** REQUEST **
Every record below is to be retyped exactly.

begin

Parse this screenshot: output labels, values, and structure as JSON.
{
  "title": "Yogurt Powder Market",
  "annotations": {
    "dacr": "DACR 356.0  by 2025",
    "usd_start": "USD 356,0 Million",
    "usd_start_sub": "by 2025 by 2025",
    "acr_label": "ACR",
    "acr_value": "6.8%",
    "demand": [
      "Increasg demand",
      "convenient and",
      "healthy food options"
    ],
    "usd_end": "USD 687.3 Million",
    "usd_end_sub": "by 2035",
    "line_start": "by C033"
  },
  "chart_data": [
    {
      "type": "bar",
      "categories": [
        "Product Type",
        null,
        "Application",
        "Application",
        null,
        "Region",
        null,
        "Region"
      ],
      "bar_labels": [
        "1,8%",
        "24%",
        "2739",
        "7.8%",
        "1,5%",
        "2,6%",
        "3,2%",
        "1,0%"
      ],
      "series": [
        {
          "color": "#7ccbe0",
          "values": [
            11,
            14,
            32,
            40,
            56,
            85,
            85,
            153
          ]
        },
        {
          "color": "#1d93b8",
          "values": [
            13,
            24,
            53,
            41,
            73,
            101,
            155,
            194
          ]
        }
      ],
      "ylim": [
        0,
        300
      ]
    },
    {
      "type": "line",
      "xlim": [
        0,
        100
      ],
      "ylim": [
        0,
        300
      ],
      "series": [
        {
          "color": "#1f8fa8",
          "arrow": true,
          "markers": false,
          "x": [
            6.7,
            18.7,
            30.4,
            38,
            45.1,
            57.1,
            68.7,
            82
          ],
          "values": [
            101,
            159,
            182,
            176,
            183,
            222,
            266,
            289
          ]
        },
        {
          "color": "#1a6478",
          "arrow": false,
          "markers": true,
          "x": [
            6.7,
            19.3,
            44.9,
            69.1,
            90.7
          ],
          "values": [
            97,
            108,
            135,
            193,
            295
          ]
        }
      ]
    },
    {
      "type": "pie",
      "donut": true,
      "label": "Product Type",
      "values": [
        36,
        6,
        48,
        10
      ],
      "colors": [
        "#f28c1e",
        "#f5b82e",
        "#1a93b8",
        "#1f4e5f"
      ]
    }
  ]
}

end

** THE REPLY **
Parse this screenshot: output labels, values, and structure as JSON.
{
  "title": "Yogurt Powder Market",
  "annotations": {
    "dacr": "DACR 356.0  by 2025",
    "usd_start": "USD 356,0 Million",
    "usd_start_sub": "by 2025 by 2025",
    "acr_label": "ACR",
    "acr_value": "6.8%",
    "demand": [
      "Increasg demand",
      "convenient and",
      "healthy food options"
    ],
    "usd_end": "USD 687.3 Million",
    "usd_end_sub": "by 2035",
    "line_start": "by C033"
  },
  "chart_data": [
    {
      "type": "bar",
      "categories": [
        "Product Type",
        null,
        "Application",
        "Application",
        null,
        "Region",
        null,
        "Region"
      ],
      "bar_labels": [
        "1,8%",
        "24%",
        "2739",
        "7.8%",
        "1,5%",
        "2,6%",
        "3,2%",
        "1,0%"
      ],
      "series": [
        {
          "color": "#7ccbe0",
          "values": [
            11,
            14,
            32,
            40,
            56,
            85,
            85,
            153
          ]
        },
        {
          "color": "#1d93b8",
          "values": [
            13,
            24,
            53,
            41,
            73,
            101,
            155,
            194
          ]
        }
      ],
      "ylim": [
        0,
        300
      ]
    },
    {
      "type": "line",
      "xlim": [
        0,
        100
      ],
      "ylim": [
        0,
        300
      ],
      "series": [
        {
          "color": "#1f8fa8",
          "arrow": true,
          "markers": false,
          "x": [
            6.7,
            18.7,
            30.4,
            38,
            45.1,
            57.1,
            68.7,
            82
          ],
          "values": [
            101,
            159,
            182,
            176,
            183,
            222,
            266,
            289
          ]
        },
        {
          "color": "#1a6478",
          "arrow": false,
          "markers": true,
          "x": [
            6.7,
            19.3,
            44.9,
            69.1,
            90.7
          ],
          "values": [
            97,
            108,
            135,
            193,
            295
          ]
        }
      ]
    },
    {
      "type": "pie",
      "donut": true,
      "label": "Product Type",
      "values": [
        36,
        6,
        48,
        10
      ],
      "colors": [
        "#f28c1e",
        "#f5b82e",
        "#1a93b8",
        "#1f4e5f"
      ]
    }
  ]
}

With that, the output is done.